Consigne 1:
Selon le passage sur l'amibiase intestinale, quels éléments permettent d'écarter les autres causes de colite aiguë infectieuse ? Répondez en une à trois phrases.
Consigne 2:
Rédigez la suite du passage sur l'amibiase à partir de sa dernière phrase.

Dans cette observation, la mise en évidence de formes végétatives d' Entamoeba histolytica confirme le diagnostic d'amibiase intestinale.
L'absence de fièvre, d'altération de l'état général et la négativité des coprocultures permet d'éliminer les autres causes de colite aiguë infectieuse induite par des germes entéro-invasifs (shigelles, salmonelles).
Discussion
L'amibiase est une parasitose fréquente dans la zone intertropicale où on estime à plus de 500 millions le nombre d'individus porteurs du parasite. Strictement humaine, liée au péril fécal, Entamoeba histolytica vit généralement en saprophyte du côlon. Sous l'influence de divers facteurs, l'amibe peut alors s'enkyster, gardant ainsi un pouvoir infestant mais non pathogène à ce stade. Cette forme kystique, très résistante par ailleurs dans le milieu extérieur dans lequel elle est éliminée au cours de l'exonération fécale, peut rester longtemps asymptomatique dans l'organisme, vivant dans la lumière colique à la surface de la muqueuse. Elle peut toutefois, à tout moment de son existence (modification de la flore intestinale, baisse de l'immunité locale, souche particulièrement virulente, facteurs enzymatiques intrinsèques...), retrouver son pouvoir pathogène, redevenant alors hématophage et histolytique pour attaquer la muqueuse colique. Exerçant son pouvoir nécrosant, elle peut ainsi traverser la paroi colique, passer dans la circulation sanguine et gagner d'autres organes (foie, poumon essentiellement), réalisant des tableaux cliniques préoccupants.

Les données:
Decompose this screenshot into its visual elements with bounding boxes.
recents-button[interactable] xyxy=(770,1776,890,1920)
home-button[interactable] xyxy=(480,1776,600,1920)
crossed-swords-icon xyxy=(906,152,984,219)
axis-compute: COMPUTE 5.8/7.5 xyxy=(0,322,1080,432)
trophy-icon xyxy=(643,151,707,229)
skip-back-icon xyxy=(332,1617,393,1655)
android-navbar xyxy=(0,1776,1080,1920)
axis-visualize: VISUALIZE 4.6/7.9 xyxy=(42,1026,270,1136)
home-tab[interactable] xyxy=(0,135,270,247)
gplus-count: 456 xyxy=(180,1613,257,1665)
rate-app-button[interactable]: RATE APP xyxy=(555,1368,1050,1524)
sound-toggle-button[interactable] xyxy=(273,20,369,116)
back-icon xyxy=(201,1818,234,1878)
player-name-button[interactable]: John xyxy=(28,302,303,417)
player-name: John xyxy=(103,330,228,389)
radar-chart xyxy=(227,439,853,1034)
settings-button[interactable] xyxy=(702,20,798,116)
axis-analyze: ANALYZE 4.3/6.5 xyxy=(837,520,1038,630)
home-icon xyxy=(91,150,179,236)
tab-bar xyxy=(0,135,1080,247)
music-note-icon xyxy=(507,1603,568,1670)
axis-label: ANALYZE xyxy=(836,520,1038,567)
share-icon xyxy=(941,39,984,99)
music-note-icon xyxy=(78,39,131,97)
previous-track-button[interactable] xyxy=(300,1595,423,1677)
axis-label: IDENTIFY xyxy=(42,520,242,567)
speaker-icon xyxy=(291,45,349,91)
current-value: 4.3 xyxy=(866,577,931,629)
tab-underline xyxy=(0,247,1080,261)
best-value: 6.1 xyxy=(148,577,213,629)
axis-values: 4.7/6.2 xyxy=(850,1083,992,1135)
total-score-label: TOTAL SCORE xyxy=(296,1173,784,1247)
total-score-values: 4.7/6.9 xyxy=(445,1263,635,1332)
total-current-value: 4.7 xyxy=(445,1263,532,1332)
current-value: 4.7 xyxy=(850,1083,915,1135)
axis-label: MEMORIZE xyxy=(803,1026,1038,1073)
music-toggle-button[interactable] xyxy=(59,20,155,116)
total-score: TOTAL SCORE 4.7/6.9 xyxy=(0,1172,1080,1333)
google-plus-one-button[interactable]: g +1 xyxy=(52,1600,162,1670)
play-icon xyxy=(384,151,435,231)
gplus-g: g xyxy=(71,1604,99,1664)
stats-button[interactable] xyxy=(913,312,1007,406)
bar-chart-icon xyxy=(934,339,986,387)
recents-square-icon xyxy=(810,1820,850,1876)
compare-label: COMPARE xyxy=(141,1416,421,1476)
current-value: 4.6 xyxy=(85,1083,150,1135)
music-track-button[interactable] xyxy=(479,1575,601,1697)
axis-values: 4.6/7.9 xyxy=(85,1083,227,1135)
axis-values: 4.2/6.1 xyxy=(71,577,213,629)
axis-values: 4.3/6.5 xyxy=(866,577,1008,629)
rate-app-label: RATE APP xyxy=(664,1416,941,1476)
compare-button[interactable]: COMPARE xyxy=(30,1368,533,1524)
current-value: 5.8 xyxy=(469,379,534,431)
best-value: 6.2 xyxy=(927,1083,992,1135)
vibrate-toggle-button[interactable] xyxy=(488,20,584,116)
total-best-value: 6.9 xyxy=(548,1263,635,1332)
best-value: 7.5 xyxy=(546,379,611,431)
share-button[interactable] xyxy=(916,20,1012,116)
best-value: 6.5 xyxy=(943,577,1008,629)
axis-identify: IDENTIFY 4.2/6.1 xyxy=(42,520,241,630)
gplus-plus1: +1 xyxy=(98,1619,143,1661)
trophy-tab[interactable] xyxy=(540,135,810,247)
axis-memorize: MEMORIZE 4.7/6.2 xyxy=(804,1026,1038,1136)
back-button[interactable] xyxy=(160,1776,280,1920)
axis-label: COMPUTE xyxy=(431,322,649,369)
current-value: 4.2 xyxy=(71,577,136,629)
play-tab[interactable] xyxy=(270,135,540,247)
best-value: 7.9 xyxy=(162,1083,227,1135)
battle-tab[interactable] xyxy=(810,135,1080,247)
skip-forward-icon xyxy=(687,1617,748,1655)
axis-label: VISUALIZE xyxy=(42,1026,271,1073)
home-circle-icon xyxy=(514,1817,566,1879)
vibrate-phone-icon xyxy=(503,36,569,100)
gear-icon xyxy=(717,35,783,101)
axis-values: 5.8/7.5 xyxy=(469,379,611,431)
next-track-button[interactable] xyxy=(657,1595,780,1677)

Réponse rédigée 1:
L'absence de fièvre, l'absence d'altération de l'état général et la négativité des coprocultures permettent d'éliminer les autres causes de colite aiguë infectieuse induite par des germes entéro-invasifs, comme les shigelles et les salmonelles.

Réponse rédigée 2:
Les formes intestinales aiguës strictes sont les formes les plus souvent rencontrées. La modification des selles (glaireuses, séro-sanglantes) sont caractéristiques du syndrome dysentérique. Douleurs abdominales, fièvre, altération de l'état général sont associées à des degrés divers. Seule la découverte de formes végétatives d' E. histolytica, réalisée au cours d'un examen parasitologique de selles, permet de porter le diagnostic de certitude. Mais ces formes végétatives et mobiles sont très fragiles et meurent rapidement hors de l'organisme humain (moins de dix minutes). C'est pourquoi il faut examiner les selles aussitôt après leur émission, ce qui justifie :
- le recueil du prélèvement au laboratoire si cela est réalisable ;
- et l'il averti d'un biologiste habitué à la parasitologie.
Orientations thérapeutiques
L'objectif thérapeutique est double : guérir l'amibiase-maladie et éradiquer le portage intestinal du parasite. On s'aide pour cela, d'une part, d'amoebicides diffusibles, actifs sur les amibes hématophages en raison de leur pénétration tissulaire, et, d'autre part, d'amoebicides de contact, actifs uniquement sur les amibes endoluminales et réservés au traitement de l'amibiase-infection. Les ambicides diffusibles disponibles aujourd'hui sont les dérivés 5-nitro-midazolés (metronidazole 1,5 g/j en trois prises chez l'adulte pendant sept jours). Les amoebicides de contact sont représentés actuellement en France par l'association tilquinol-tilbroquinol, administrée à la dose de quatre gélules/j pendant dix jours chez l'adulte après la cure de metronidazole pour parfaire la clairance endoluminale du parasite.
Toutefois, en dépit de l'activité des ambicides qui a radicalement transformé le pronostic de la maladie, l'amibiase reste encore un vaste problème de santé publique à l'échelle mondiale, la prévalence de portage intestinal de ce protozoaire dépassant 70 % dans les pays en voie développement, où le péril fécal reste souvent omniprésent.